══ Dataset content

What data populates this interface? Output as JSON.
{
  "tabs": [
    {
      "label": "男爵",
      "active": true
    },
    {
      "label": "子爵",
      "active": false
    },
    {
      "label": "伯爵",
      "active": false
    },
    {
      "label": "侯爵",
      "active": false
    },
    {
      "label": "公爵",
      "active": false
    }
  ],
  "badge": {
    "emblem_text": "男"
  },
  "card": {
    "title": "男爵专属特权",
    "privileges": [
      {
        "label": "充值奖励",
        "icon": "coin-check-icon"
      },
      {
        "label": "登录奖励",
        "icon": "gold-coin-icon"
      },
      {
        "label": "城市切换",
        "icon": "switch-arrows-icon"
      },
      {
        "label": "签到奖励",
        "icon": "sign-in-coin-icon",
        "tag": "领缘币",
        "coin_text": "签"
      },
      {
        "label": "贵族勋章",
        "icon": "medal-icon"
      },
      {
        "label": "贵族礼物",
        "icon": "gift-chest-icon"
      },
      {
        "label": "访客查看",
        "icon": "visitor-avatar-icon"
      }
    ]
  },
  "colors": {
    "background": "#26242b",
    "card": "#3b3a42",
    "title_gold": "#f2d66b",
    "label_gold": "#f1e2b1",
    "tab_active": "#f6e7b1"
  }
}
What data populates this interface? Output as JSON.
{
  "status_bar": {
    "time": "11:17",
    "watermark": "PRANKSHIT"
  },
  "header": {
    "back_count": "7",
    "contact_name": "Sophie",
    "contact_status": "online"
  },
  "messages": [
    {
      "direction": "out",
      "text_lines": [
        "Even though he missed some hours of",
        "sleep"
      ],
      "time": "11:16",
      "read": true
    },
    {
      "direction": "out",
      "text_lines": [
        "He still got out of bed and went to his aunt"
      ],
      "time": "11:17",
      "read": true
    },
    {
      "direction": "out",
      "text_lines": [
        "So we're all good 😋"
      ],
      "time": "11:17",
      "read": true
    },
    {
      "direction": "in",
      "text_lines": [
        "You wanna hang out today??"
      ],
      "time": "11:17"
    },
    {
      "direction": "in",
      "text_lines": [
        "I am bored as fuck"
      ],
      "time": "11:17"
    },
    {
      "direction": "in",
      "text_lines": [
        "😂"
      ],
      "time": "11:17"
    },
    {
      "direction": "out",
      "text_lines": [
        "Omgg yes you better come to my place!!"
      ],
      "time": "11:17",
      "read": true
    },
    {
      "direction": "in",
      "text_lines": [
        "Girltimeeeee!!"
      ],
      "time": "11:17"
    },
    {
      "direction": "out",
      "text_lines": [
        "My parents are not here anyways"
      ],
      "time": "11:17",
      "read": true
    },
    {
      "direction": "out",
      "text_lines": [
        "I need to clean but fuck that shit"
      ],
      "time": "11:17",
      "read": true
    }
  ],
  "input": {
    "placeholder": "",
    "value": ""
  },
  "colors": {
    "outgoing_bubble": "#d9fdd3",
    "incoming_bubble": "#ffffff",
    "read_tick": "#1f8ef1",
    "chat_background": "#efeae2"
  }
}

════
══ Dataset content

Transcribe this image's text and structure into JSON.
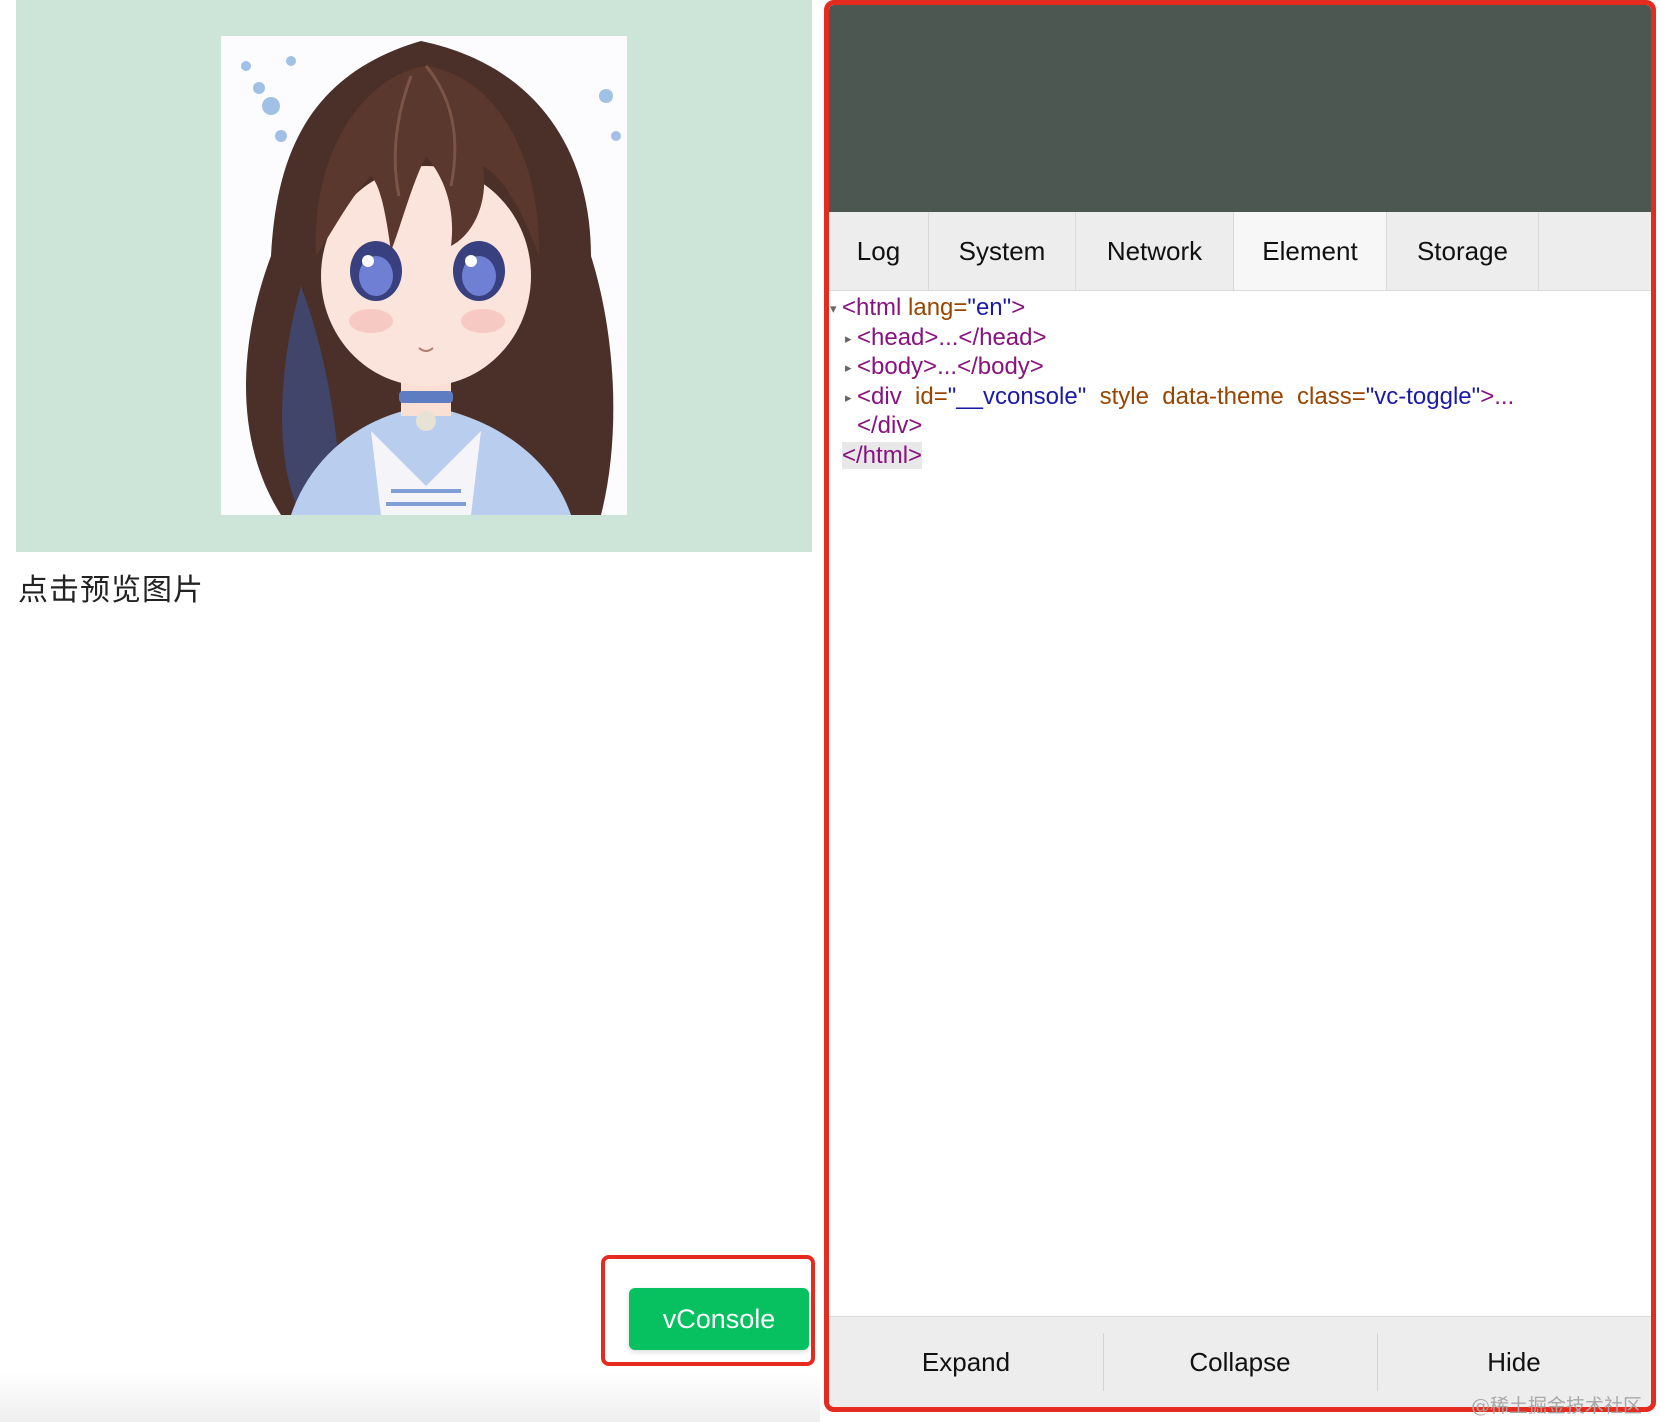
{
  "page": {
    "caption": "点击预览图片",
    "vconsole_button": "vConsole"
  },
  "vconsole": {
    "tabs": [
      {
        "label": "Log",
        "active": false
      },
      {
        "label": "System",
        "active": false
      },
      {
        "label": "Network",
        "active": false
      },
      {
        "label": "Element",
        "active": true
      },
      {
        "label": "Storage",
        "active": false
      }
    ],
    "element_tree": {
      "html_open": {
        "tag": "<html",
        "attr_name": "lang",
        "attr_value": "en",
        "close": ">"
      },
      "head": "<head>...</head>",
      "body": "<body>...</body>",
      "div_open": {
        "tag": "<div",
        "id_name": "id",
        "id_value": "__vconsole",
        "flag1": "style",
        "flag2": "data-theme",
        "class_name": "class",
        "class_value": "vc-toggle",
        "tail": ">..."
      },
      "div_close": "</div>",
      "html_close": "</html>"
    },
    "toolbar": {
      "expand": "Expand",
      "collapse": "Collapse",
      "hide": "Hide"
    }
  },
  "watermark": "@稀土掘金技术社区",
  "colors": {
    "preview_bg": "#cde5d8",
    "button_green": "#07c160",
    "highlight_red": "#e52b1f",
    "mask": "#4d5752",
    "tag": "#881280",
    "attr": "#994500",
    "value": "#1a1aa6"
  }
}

════
══ Dataset content

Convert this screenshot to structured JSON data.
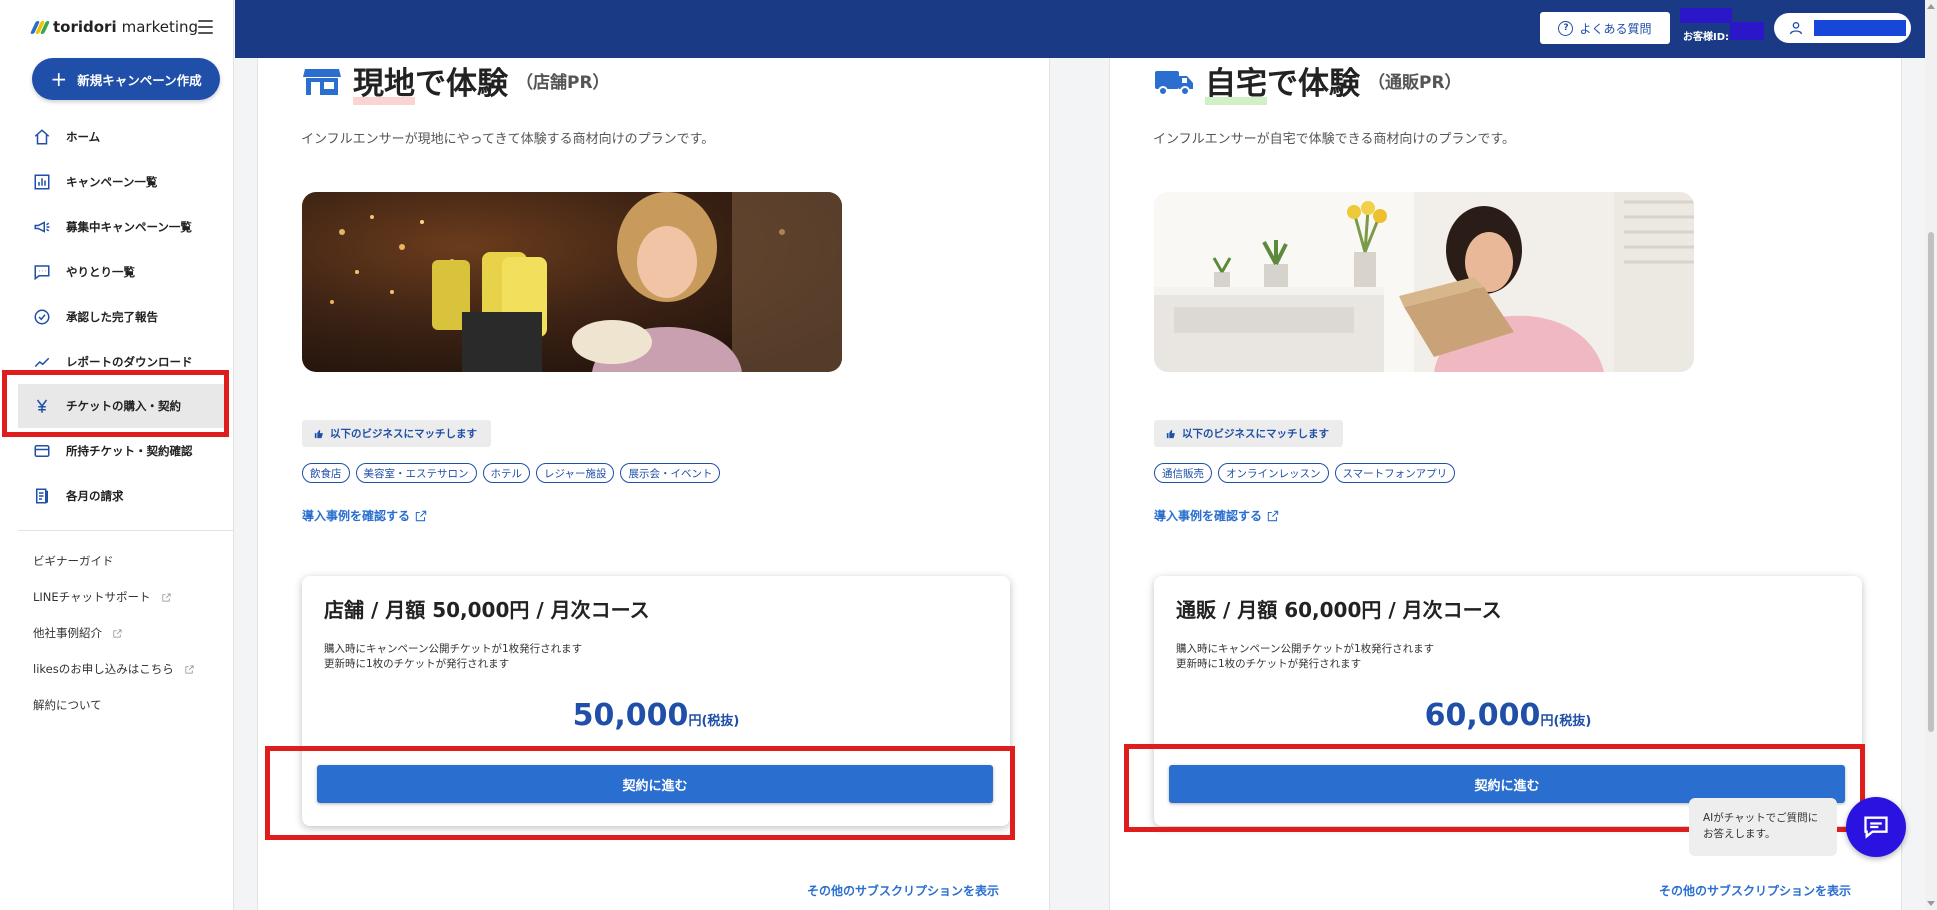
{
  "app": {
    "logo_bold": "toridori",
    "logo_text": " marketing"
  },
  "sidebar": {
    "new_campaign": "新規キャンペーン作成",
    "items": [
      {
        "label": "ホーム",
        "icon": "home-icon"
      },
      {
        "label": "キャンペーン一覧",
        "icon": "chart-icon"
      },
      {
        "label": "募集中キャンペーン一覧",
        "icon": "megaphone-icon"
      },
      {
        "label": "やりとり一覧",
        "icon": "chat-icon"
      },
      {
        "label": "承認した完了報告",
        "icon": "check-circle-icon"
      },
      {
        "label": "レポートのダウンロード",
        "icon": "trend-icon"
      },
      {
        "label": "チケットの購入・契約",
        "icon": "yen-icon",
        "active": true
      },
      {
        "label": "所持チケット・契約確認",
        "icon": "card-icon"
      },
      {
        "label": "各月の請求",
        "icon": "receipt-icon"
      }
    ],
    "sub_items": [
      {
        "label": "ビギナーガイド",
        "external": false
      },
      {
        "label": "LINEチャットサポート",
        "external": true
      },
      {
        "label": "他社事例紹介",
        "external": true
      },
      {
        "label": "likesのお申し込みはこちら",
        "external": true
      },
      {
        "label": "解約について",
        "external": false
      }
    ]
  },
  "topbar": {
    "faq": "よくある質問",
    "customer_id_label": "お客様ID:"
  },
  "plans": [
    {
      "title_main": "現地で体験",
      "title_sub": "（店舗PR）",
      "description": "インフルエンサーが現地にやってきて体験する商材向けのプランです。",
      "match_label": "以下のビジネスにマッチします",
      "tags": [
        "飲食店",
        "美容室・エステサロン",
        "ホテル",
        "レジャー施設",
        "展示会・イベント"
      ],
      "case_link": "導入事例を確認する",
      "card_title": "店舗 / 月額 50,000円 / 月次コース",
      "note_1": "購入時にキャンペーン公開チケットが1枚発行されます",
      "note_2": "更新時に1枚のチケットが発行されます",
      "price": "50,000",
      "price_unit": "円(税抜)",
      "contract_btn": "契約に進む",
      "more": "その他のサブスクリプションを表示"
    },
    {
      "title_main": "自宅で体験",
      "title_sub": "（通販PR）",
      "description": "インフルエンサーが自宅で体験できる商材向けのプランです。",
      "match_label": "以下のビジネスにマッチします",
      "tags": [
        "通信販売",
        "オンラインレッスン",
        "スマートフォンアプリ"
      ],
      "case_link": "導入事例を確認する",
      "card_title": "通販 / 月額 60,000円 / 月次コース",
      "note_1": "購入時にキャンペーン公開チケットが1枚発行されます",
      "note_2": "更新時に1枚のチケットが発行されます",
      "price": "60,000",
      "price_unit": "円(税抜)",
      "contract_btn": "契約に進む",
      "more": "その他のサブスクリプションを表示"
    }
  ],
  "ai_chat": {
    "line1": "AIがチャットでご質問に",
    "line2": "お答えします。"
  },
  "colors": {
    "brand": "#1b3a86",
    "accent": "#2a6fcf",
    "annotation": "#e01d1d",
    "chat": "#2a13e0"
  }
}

════

Exercise goal:
Pull every line containing the word "fuck" out of the entries above.

Task output:
        "I am bored as fuck"
        "I need to clean but fuck that shit"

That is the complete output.